» Directive:
Each entry below is to be transcribed exactly.

[Stored entries]

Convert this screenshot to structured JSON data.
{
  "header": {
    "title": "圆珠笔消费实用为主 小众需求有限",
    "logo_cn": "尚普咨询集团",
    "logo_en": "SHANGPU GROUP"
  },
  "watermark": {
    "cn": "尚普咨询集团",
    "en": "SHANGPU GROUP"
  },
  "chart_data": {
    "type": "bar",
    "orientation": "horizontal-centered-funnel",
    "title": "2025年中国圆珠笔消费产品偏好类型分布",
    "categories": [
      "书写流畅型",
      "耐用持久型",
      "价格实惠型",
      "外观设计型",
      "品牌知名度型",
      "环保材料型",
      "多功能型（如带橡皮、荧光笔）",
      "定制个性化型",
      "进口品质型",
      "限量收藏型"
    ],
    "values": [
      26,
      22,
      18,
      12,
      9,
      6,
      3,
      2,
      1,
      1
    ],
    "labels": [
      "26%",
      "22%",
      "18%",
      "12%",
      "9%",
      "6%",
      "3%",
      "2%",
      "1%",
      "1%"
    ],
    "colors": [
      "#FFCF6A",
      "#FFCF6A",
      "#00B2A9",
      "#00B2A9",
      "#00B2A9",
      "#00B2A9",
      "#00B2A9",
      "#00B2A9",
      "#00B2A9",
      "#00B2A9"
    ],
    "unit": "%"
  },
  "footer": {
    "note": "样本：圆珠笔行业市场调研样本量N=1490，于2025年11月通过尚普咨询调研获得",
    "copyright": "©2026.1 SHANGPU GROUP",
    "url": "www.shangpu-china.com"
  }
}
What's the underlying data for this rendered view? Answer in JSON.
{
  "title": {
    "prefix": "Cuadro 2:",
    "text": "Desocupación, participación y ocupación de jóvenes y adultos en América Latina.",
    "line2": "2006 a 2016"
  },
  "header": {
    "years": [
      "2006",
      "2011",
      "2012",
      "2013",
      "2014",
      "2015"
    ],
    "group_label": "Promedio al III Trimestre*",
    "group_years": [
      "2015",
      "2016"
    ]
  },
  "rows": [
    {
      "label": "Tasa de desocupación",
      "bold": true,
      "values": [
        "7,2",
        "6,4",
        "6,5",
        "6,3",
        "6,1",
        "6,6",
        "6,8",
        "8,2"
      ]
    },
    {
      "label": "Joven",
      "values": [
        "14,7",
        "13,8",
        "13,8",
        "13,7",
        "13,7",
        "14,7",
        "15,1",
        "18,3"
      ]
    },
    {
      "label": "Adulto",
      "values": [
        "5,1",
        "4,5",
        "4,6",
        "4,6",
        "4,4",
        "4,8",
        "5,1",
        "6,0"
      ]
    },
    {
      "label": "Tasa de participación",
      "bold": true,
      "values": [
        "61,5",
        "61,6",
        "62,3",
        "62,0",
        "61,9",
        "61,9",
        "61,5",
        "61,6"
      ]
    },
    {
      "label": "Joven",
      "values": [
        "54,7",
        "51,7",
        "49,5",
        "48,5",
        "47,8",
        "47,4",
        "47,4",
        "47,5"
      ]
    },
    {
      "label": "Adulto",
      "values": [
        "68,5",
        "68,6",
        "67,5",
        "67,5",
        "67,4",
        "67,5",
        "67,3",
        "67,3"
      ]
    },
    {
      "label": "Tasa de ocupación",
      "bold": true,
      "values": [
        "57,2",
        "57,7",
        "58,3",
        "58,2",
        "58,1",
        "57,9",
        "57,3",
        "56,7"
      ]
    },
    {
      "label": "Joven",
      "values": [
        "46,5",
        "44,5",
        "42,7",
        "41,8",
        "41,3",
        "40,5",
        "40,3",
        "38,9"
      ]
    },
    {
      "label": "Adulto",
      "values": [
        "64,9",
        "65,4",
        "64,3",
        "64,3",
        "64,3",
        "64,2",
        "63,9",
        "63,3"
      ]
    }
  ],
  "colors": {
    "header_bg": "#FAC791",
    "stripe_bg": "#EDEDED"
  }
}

» Exercise result:
Convert this screenshot to structured JSON data.
{
  "header": {
    "title": "圆珠笔消费实用为主 小众需求有限",
    "logo_cn": "尚普咨询集团",
    "logo_en": "SHANGPU GROUP"
  },
  "watermark": {
    "cn": "尚普咨询集团",
    "en": "SHANGPU GROUP"
  },
  "chart_data": {
    "type": "bar",
    "orientation": "horizontal-centered-funnel",
    "title": "2025年中国圆珠笔消费产品偏好类型分布",
    "categories": [
      "书写流畅型",
      "耐用持久型",
      "价格实惠型",
      "外观设计型",
      "品牌知名度型",
      "环保材料型",
      "多功能型（如带橡皮、荧光笔）",
      "定制个性化型",
      "进口品质型",
      "限量收藏型"
    ],
    "values": [
      26,
      22,
      18,
      12,
      9,
      6,
      3,
      2,
      1,
      1
    ],
    "labels": [
      "26%",
      "22%",
      "18%",
      "12%",
      "9%",
      "6%",
      "3%",
      "2%",
      "1%",
      "1%"
    ],
    "colors": [
      "#FFCF6A",
      "#FFCF6A",
      "#00B2A9",
      "#00B2A9",
      "#00B2A9",
      "#00B2A9",
      "#00B2A9",
      "#00B2A9",
      "#00B2A9",
      "#00B2A9"
    ],
    "unit": "%"
  },
  "footer": {
    "note": "样本：圆珠笔行业市场调研样本量N=1490，于2025年11月通过尚普咨询调研获得",
    "copyright": "©2026.1 SHANGPU GROUP",
    "url": "www.shangpu-china.com"
  }
}
What's the underlying data for this rendered view? Answer in JSON.
{
  "title": {
    "prefix": "Cuadro 2:",
    "text": "Desocupación, participación y ocupación de jóvenes y adultos en América Latina.",
    "line2": "2006 a 2016"
  },
  "header": {
    "years": [
      "2006",
      "2011",
      "2012",
      "2013",
      "2014",
      "2015"
    ],
    "group_label": "Promedio al III Trimestre*",
    "group_years": [
      "2015",
      "2016"
    ]
  },
  "rows": [
    {
      "label": "Tasa de desocupación",
      "bold": true,
      "values": [
        "7,2",
        "6,4",
        "6,5",
        "6,3",
        "6,1",
        "6,6",
        "6,8",
        "8,2"
      ]
    },
    {
      "label": "Joven",
      "values": [
        "14,7",
        "13,8",
        "13,8",
        "13,7",
        "13,7",
        "14,7",
        "15,1",
        "18,3"
      ]
    },
    {
      "label": "Adulto",
      "values": [
        "5,1",
        "4,5",
        "4,6",
        "4,6",
        "4,4",
        "4,8",
        "5,1",
        "6,0"
      ]
    },
    {
      "label": "Tasa de participación",
      "bold": true,
      "values": [
        "61,5",
        "61,6",
        "62,3",
        "62,0",
        "61,9",
        "61,9",
        "61,5",
        "61,6"
      ]
    },
    {
      "label": "Joven",
      "values": [
        "54,7",
        "51,7",
        "49,5",
        "48,5",
        "47,8",
        "47,4",
        "47,4",
        "47,5"
      ]
    },
    {
      "label": "Adulto",
      "values": [
        "68,5",
        "68,6",
        "67,5",
        "67,5",
        "67,4",
        "67,5",
        "67,3",
        "67,3"
      ]
    },
    {
      "label": "Tasa de ocupación",
      "bold": true,
      "values": [
        "57,2",
        "57,7",
        "58,3",
        "58,2",
        "58,1",
        "57,9",
        "57,3",
        "56,7"
      ]
    },
    {
      "label": "Joven",
      "values": [
        "46,5",
        "44,5",
        "42,7",
        "41,8",
        "41,3",
        "40,5",
        "40,3",
        "38,9"
      ]
    },
    {
      "label": "Adulto",
      "values": [
        "64,9",
        "65,4",
        "64,3",
        "64,3",
        "64,3",
        "64,2",
        "63,9",
        "63,3"
      ]
    }
  ],
  "colors": {
    "header_bg": "#FAC791",
    "stripe_bg": "#EDEDED"
  }
}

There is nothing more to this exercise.